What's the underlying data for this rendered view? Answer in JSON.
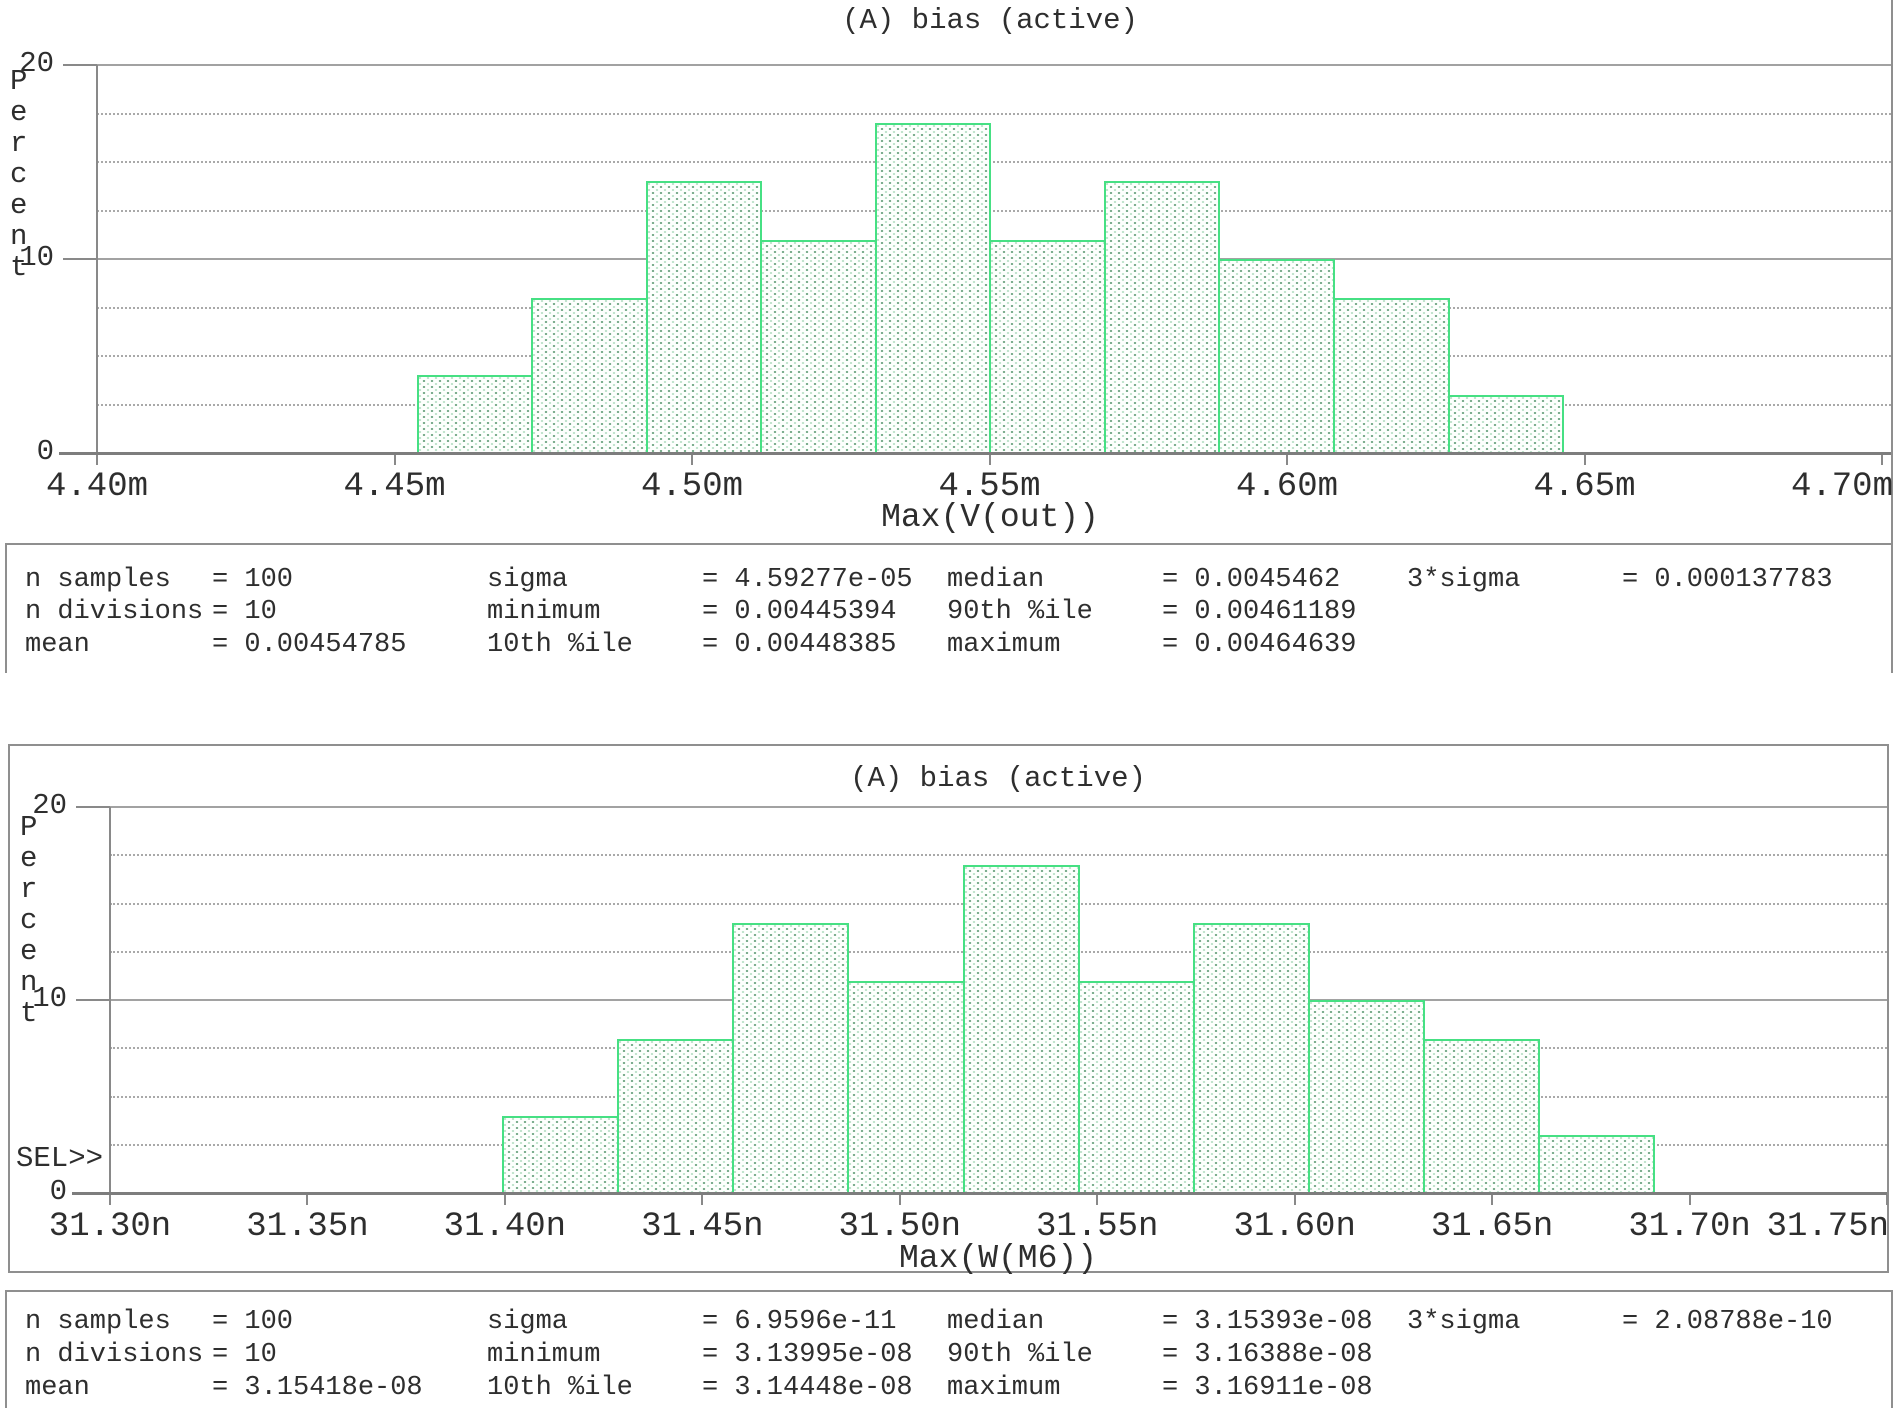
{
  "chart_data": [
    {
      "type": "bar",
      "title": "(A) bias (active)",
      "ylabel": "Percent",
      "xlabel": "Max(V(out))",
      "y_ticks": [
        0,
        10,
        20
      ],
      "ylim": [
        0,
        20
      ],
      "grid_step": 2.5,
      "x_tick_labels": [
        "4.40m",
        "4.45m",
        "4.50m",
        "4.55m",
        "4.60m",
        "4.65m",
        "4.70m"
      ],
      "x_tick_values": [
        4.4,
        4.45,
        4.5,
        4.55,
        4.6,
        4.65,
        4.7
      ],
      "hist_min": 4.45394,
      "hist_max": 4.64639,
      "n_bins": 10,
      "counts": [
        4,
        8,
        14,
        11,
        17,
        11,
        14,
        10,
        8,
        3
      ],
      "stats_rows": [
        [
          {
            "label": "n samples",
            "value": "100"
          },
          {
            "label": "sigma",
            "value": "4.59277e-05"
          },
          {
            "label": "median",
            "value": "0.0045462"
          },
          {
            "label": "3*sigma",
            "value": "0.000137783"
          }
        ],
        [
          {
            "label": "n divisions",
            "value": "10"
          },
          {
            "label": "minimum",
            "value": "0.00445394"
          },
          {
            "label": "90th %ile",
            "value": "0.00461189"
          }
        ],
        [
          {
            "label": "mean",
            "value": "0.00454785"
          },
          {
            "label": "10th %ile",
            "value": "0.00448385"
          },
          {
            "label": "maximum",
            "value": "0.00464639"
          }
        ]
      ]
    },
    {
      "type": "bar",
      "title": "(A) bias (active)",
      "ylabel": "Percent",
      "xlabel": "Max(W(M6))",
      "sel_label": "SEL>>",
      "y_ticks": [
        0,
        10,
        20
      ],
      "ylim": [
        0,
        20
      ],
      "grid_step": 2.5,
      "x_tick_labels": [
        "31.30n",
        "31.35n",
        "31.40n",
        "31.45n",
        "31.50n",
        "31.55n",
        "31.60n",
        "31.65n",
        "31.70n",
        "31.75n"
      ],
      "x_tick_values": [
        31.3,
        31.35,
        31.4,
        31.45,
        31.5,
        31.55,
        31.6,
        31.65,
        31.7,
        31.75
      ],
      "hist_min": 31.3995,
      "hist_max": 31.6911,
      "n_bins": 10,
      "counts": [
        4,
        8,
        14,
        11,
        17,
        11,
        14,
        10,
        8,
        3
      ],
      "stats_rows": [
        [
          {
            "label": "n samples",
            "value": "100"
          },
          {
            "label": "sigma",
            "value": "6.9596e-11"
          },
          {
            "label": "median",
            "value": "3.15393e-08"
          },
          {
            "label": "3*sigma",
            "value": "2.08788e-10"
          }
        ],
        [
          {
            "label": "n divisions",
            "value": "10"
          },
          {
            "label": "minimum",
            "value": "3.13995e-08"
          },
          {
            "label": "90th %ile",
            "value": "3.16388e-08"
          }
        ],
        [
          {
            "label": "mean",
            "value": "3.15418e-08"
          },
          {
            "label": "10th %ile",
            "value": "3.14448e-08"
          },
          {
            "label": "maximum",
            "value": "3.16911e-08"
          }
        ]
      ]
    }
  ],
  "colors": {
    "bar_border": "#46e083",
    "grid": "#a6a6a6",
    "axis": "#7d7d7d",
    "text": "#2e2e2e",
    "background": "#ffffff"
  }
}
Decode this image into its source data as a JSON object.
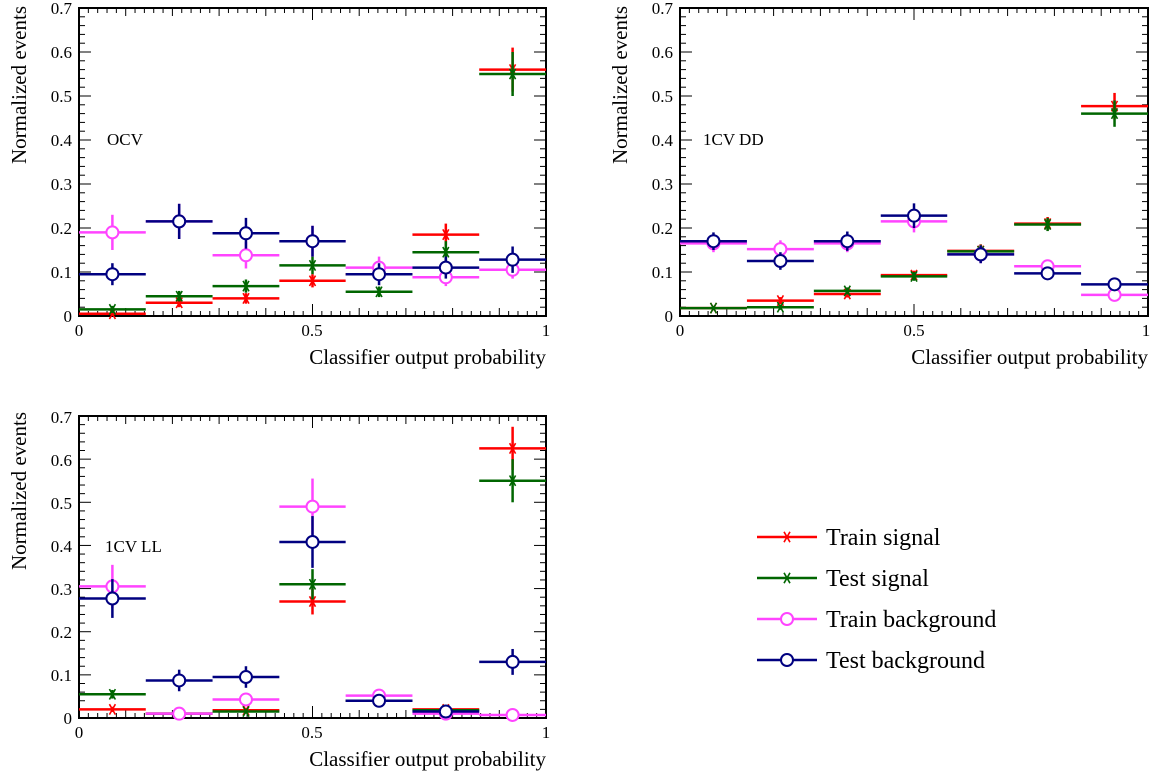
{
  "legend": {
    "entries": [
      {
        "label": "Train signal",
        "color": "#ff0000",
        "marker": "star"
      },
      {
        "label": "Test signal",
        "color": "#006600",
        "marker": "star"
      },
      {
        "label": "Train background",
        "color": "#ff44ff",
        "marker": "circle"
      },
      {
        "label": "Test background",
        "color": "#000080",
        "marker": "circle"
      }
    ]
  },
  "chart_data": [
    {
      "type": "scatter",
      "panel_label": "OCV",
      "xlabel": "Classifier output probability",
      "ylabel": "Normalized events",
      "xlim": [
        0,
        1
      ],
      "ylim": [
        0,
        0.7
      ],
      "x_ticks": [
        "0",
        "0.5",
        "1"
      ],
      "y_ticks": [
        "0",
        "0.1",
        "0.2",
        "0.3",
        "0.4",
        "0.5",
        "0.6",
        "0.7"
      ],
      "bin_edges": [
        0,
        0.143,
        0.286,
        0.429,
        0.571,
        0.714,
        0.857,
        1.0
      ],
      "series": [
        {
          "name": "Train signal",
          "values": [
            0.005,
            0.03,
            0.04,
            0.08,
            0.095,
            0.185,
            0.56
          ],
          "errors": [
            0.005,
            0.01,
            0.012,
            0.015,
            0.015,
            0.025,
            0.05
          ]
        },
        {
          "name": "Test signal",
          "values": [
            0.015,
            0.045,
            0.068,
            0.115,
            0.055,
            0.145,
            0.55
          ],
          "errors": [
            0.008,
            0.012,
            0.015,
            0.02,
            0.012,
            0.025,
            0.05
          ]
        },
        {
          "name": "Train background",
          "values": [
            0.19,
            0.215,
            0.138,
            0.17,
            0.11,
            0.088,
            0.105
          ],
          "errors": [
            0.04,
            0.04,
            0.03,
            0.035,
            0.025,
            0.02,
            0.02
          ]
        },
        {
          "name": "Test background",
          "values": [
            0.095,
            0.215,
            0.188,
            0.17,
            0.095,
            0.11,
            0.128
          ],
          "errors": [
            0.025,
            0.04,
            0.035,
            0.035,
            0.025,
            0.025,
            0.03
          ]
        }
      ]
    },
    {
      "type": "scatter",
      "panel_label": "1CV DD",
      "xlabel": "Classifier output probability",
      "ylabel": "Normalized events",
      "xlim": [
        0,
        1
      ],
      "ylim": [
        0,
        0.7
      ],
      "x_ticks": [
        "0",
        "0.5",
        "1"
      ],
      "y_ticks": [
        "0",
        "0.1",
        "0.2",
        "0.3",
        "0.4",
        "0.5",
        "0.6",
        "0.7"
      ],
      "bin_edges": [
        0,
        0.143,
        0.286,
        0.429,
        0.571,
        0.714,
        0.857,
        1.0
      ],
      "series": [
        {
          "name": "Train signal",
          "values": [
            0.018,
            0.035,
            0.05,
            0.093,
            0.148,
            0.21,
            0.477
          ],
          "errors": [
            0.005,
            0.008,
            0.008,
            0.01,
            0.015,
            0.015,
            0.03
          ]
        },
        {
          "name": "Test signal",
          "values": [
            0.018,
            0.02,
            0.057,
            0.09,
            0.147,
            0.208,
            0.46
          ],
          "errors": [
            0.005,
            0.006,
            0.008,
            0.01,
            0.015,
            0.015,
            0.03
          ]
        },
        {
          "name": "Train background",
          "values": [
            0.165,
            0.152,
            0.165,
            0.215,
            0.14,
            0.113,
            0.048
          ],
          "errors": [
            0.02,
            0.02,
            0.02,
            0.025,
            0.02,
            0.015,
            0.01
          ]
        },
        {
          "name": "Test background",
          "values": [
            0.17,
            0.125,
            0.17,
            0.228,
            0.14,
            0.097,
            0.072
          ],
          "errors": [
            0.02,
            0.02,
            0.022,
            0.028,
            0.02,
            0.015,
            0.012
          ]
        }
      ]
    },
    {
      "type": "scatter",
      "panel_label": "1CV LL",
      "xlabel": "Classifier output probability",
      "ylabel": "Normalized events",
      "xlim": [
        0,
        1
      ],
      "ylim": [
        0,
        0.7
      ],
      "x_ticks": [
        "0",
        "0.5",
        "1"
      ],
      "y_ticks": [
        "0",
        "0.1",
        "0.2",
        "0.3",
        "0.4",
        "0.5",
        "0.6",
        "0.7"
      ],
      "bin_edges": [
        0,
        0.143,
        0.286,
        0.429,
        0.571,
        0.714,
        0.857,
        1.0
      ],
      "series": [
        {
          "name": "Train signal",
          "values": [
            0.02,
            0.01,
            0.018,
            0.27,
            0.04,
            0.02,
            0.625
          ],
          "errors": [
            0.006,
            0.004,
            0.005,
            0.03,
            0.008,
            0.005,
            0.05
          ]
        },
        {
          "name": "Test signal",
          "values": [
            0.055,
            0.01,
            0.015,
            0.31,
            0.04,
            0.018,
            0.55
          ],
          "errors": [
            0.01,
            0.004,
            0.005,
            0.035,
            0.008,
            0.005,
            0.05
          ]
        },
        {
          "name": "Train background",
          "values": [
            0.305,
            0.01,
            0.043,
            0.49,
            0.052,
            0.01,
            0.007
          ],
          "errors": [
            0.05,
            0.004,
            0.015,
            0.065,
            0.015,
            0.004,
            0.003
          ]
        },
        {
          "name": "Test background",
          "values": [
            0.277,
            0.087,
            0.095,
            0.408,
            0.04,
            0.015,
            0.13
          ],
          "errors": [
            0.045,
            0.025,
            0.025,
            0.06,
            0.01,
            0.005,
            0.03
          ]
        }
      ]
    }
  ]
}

──────

> What needs to be done: Pull out all lines in the data above that include "this".

> Exercise solution:
What's the underlying data for this rendered view? Answer in JSON.
Decode this image into its source data as a JSON object.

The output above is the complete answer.